--- YOUR OBJECTIVE ---
Only a number is wanted: how many lines in these records contain the word "العربية"?

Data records
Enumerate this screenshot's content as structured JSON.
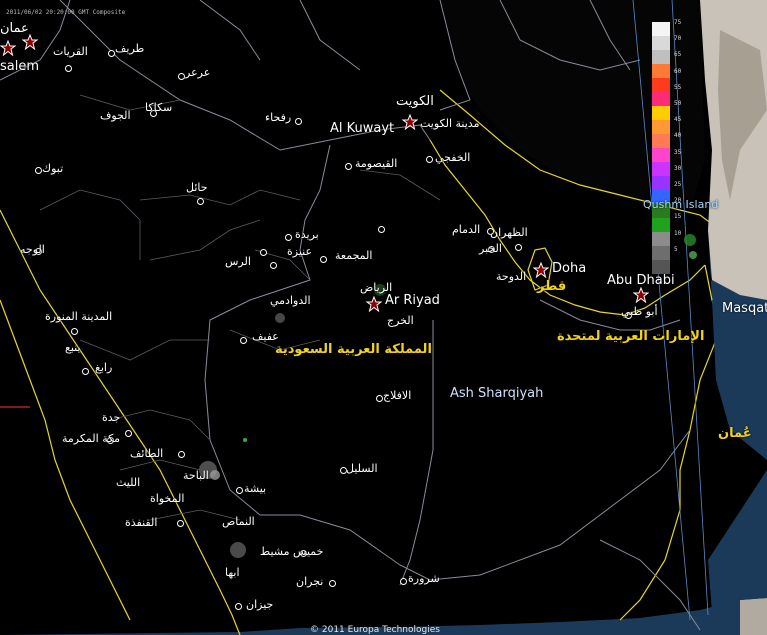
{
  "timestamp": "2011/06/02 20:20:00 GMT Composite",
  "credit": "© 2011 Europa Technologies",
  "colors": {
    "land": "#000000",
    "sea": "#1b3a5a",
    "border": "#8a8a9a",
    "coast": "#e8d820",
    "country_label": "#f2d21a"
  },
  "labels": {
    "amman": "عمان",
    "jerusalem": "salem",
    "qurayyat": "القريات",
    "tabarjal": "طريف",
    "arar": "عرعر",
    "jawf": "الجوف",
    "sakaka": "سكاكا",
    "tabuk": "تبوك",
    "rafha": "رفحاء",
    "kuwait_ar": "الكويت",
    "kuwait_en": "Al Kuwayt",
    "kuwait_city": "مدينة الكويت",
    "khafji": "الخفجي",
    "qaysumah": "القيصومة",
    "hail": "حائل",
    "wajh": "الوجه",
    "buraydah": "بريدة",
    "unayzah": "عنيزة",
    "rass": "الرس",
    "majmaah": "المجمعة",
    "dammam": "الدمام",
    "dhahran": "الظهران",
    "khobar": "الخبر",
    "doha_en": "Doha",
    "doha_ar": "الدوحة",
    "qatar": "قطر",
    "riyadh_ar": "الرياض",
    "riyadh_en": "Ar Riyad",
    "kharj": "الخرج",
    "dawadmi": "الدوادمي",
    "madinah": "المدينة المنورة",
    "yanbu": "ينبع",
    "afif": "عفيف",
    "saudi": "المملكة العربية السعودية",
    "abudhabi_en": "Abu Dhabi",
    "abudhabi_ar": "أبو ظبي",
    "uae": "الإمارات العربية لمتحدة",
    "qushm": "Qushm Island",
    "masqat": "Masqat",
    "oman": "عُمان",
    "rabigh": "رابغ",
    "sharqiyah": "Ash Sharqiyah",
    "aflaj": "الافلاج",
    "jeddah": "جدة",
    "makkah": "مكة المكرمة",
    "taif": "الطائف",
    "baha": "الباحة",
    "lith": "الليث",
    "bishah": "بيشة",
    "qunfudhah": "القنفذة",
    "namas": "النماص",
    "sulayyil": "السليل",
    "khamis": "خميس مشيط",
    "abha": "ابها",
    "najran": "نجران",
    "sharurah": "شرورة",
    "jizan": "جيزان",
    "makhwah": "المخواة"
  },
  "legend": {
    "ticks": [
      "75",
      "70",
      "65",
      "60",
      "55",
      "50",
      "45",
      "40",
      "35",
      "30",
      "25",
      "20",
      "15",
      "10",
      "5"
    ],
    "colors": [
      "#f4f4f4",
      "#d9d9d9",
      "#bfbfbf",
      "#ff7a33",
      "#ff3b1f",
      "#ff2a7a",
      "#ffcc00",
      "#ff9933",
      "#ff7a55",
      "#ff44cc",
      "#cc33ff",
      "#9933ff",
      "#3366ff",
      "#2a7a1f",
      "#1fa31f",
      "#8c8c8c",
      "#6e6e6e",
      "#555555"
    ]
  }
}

* * *

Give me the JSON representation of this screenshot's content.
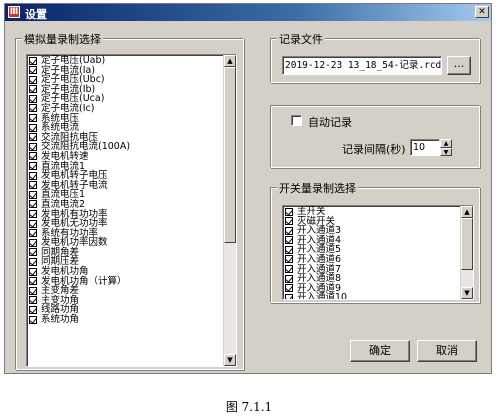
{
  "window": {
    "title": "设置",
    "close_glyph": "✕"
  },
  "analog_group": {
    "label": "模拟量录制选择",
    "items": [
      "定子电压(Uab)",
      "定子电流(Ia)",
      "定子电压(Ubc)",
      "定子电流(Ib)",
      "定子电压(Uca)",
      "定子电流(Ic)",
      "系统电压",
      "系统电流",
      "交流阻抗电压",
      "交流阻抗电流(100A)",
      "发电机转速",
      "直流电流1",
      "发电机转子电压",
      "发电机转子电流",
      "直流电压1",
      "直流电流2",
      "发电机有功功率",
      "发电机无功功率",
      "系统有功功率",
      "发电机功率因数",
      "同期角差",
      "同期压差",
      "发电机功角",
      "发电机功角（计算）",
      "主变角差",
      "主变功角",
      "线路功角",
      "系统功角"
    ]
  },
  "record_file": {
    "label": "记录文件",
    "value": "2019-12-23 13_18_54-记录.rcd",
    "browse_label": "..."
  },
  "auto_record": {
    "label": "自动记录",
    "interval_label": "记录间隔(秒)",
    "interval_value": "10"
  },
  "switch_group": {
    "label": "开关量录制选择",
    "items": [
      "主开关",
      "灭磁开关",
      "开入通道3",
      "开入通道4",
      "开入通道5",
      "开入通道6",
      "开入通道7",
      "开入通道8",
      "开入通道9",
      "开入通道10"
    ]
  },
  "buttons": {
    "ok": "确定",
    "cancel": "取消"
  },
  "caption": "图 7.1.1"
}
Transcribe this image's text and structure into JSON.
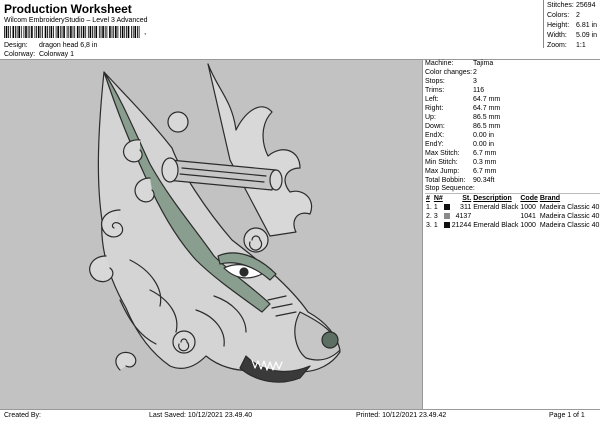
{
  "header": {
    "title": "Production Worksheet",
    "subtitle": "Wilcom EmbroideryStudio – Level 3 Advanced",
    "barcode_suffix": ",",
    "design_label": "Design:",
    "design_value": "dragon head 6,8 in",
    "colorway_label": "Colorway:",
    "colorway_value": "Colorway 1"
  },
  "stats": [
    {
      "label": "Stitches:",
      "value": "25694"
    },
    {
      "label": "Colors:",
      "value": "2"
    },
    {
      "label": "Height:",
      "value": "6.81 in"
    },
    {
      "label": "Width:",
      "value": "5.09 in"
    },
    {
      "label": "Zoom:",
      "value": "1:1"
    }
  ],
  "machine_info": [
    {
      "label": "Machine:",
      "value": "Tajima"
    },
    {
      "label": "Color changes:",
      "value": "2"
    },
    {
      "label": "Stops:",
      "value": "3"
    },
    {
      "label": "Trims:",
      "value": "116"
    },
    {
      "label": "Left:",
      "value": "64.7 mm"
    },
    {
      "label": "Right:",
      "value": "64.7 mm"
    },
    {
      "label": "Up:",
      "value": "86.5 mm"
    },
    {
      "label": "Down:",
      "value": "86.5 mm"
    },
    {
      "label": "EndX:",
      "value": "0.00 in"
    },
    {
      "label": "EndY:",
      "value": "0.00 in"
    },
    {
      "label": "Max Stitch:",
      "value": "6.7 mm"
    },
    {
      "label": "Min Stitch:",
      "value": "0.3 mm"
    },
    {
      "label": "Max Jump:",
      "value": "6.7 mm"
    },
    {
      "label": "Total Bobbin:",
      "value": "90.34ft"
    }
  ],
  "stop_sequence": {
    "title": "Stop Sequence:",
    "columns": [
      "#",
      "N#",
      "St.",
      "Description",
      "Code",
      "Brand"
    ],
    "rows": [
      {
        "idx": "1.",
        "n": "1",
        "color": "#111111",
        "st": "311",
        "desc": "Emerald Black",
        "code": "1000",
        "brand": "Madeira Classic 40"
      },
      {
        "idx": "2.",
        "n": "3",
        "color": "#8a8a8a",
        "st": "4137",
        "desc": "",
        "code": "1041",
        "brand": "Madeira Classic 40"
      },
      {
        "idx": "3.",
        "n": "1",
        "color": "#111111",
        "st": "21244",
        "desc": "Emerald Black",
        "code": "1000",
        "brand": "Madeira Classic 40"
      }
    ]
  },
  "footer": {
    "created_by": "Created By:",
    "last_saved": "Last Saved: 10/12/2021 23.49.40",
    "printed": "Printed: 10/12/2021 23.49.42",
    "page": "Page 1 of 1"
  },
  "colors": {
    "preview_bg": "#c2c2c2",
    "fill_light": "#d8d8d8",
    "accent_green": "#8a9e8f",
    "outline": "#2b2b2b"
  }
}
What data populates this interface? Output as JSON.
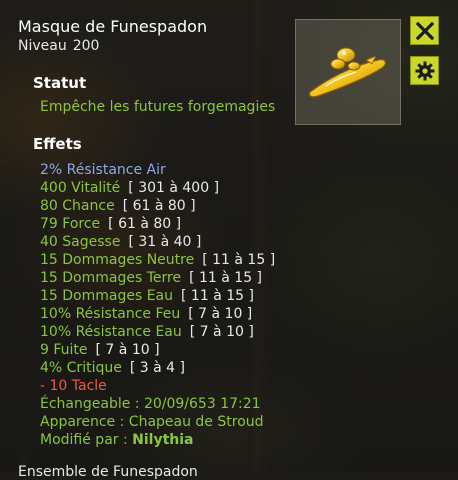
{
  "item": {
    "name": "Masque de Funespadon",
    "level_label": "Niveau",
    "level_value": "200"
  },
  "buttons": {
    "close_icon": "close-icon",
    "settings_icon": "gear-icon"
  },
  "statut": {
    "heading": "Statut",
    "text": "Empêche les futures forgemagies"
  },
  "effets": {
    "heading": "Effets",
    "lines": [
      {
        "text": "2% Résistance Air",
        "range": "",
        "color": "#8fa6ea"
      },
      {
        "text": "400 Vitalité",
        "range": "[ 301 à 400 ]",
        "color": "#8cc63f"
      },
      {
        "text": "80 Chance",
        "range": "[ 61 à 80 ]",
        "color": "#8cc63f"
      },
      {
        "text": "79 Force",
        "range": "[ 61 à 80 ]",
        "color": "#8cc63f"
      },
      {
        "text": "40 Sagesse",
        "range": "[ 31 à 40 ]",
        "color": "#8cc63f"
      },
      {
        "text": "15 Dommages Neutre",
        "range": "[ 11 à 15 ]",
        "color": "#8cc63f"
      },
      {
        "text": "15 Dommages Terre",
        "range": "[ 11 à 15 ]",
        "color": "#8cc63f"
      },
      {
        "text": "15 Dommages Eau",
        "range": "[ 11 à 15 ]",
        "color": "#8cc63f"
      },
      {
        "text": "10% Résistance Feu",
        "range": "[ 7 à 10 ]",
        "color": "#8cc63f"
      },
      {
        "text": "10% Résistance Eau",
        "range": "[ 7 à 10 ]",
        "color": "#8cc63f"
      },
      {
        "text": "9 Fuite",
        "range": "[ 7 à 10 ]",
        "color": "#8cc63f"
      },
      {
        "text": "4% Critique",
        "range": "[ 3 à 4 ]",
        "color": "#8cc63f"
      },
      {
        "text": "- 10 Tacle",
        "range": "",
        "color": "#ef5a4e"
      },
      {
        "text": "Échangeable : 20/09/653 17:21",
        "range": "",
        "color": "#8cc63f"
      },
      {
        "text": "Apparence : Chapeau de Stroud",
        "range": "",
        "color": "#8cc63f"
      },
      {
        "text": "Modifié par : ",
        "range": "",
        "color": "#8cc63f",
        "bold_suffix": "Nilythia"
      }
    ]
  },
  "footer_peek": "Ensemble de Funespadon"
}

--- RESULT OF THE EXERCISE ---
2